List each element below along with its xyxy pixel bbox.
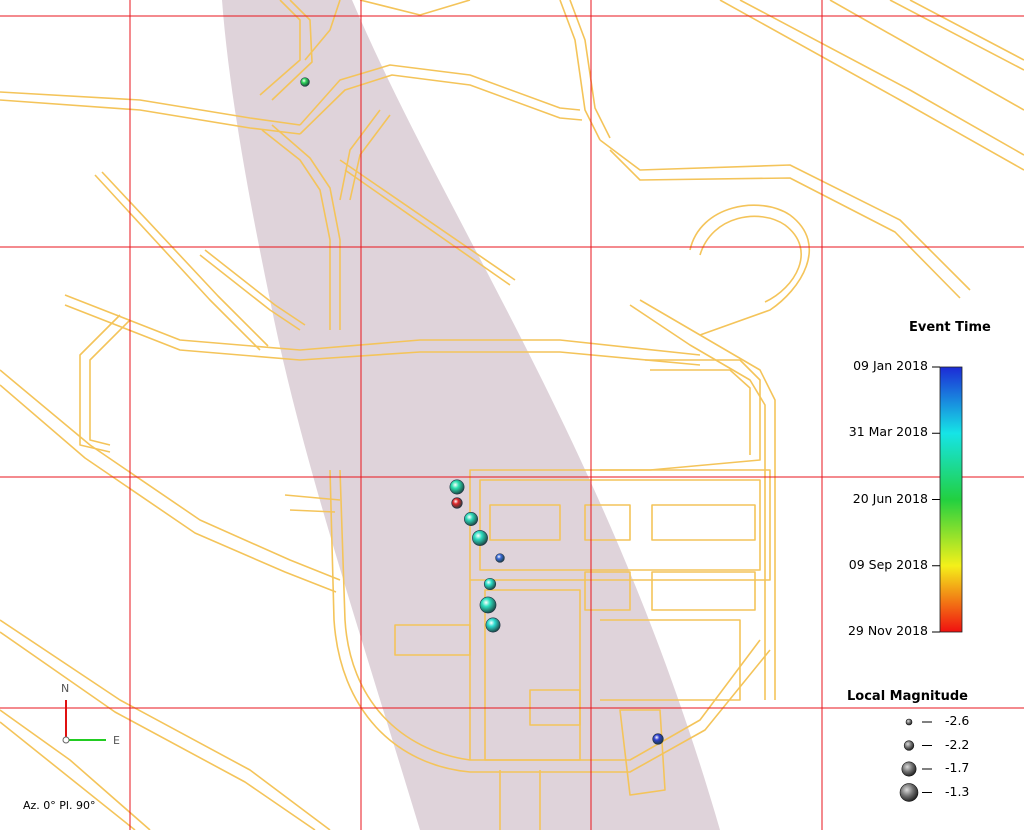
axes-origin	[62, 736, 70, 744]
event-time-colorbar	[939, 366, 963, 633]
seismic-event-marker[interactable]	[652, 733, 664, 745]
magnitude-legend-symbols	[899, 718, 932, 802]
colorbar-tick-label: 31 Mar 2018	[848, 424, 928, 440]
east-label: E	[113, 734, 120, 747]
magnitude-legend-symbol	[899, 783, 919, 802]
colorbar-tick-label: 09 Sep 2018	[848, 556, 928, 572]
seismic-event-marker[interactable]	[449, 479, 465, 495]
orientation-axes	[62, 700, 106, 744]
magnitude-legend-symbol	[901, 761, 917, 777]
magnitude-legend-title: Local Magnitude	[847, 689, 968, 704]
north-label: N	[61, 682, 70, 695]
magnitude-legend-label: -1.3	[945, 783, 970, 799]
seismic-event-marker[interactable]	[472, 530, 488, 546]
seismic-event-marker[interactable]	[300, 77, 310, 87]
colorbar-ticks	[932, 366, 940, 633]
event-time-title: Event Time	[909, 320, 991, 335]
seismic-event-marker[interactable]	[464, 512, 478, 526]
seismic-event-marker[interactable]	[479, 596, 497, 614]
seismic-event-marker[interactable]	[451, 497, 463, 509]
magnitude-legend-symbol	[905, 718, 913, 726]
seismic-event-marker[interactable]	[485, 617, 501, 633]
seismic-event-marker[interactable]	[483, 577, 497, 591]
magnitude-legend-label: -2.2	[945, 736, 970, 752]
seismic-event-marker[interactable]	[495, 553, 505, 563]
magnitude-legend-symbol	[903, 740, 915, 751]
magnitude-legend-label: -2.6	[945, 713, 970, 728]
magnitude-legend-label: -1.7	[945, 760, 970, 775]
colorbar-tick-label: 20 Jun 2018	[852, 490, 928, 506]
colorbar-tick-label: 29 Nov 2018	[847, 623, 928, 638]
view-orientation-status: Az. 0° Pl. 90°	[23, 799, 96, 812]
colorbar-tick-label: 09 Jan 2018	[853, 358, 928, 373]
map-viewport[interactable]: Event Time 09 Jan 2018 31 Mar 2018 20 Jun …	[0, 0, 1024, 830]
map-canvas[interactable]	[0, 0, 1024, 830]
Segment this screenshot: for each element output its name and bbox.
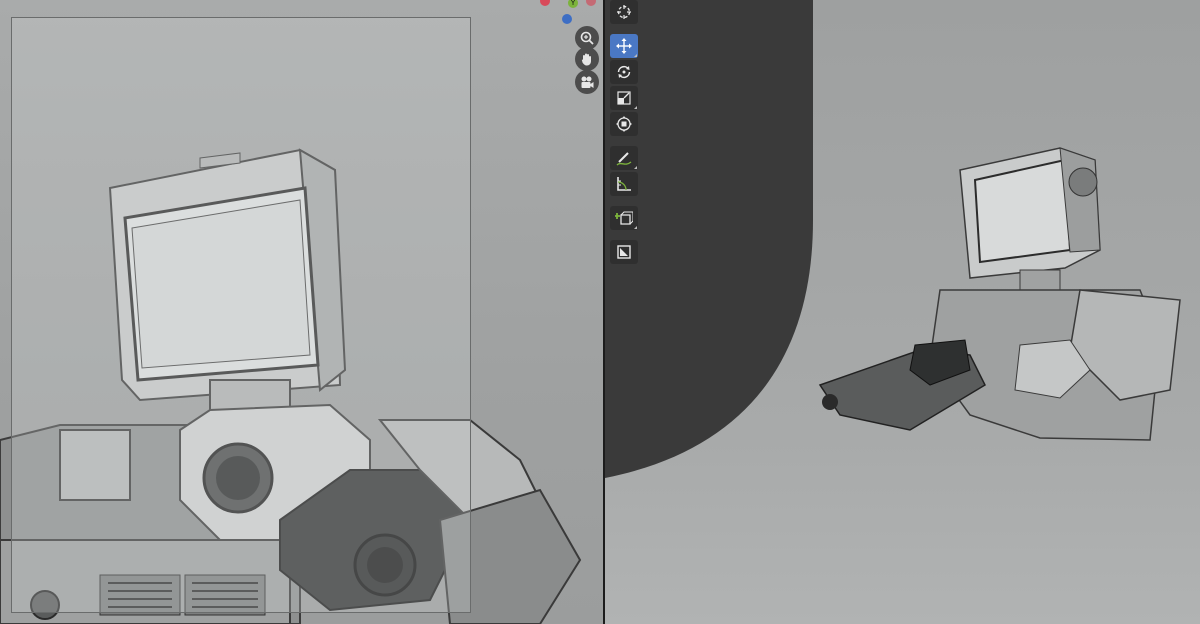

———

# [What to do]
Switch "seismic-event-marker" to "quake-marker" in the listing lines starting at the line with "736, 70, 744]" and ending at the line with "700, 106, 744]", and give only those lines with everything else unchanged.

# [Response to this task]
axes-origin	[62, 736, 70, 744]
event-time-colorbar	[939, 366, 963, 633]
quake-marker[interactable]	[652, 733, 664, 745]
magnitude-legend-symbols	[899, 718, 932, 802]
colorbar-tick-label: 31 Mar 2018	[848, 424, 928, 440]
east-label: E	[113, 734, 120, 747]
magnitude-legend-symbol	[899, 783, 919, 802]
colorbar-tick-label: 09 Sep 2018	[848, 556, 928, 572]
quake-marker[interactable]	[449, 479, 465, 495]
orientation-axes	[62, 700, 106, 744]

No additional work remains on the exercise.